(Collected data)
□ □ □

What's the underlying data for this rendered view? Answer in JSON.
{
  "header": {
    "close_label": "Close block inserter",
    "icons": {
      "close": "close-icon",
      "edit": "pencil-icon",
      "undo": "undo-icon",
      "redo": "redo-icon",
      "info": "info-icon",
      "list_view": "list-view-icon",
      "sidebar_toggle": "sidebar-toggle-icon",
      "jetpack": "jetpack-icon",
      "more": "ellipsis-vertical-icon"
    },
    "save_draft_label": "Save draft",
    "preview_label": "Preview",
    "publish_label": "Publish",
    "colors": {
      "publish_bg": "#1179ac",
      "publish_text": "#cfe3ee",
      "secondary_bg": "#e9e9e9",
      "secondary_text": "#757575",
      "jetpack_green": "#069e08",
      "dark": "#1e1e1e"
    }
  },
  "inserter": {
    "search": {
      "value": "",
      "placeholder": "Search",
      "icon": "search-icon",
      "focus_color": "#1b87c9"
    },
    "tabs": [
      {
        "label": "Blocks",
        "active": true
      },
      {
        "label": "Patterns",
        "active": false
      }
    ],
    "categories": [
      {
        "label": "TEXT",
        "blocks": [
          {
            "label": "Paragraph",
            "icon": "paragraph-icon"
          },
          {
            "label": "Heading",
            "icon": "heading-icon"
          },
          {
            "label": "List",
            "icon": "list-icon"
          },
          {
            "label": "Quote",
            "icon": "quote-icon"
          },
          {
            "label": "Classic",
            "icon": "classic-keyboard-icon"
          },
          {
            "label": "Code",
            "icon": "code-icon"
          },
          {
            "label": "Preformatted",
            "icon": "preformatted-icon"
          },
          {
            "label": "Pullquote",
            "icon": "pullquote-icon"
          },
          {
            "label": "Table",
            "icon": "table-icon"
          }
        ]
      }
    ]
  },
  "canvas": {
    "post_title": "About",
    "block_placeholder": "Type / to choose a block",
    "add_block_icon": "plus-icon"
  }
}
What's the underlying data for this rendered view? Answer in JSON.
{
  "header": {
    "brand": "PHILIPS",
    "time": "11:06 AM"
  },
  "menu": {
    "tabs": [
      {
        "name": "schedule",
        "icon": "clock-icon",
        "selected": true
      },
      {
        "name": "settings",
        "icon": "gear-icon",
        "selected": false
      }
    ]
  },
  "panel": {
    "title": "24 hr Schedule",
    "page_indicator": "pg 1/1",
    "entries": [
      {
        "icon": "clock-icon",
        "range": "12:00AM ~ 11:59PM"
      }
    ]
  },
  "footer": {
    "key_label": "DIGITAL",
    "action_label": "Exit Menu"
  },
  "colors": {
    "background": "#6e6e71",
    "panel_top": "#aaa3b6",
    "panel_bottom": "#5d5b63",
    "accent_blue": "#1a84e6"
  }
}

□ □ □

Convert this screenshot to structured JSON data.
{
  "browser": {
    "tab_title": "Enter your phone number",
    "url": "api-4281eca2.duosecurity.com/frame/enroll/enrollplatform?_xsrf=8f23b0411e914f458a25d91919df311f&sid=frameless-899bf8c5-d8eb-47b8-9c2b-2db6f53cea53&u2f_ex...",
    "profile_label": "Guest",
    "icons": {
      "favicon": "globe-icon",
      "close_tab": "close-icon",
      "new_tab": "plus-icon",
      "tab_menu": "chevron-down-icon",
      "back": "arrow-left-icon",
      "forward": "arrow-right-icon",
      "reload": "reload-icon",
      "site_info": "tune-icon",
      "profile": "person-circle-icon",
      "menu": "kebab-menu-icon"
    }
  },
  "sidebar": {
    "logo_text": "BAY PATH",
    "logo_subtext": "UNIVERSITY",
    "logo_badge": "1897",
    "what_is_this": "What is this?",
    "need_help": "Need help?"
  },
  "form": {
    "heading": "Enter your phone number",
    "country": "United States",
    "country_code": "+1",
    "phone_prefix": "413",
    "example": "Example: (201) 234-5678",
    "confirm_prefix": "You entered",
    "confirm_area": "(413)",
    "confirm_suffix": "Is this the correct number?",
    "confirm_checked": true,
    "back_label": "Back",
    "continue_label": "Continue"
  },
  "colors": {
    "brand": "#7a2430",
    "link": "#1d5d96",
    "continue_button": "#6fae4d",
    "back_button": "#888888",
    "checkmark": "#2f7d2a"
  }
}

□ □ □

• [SET TASK]:
Using the material above, report each line where "arrow" occurs.

• [EXPECTED ANSWER]:
      "back": "arrow-left-icon",
      "forward": "arrow-right-icon",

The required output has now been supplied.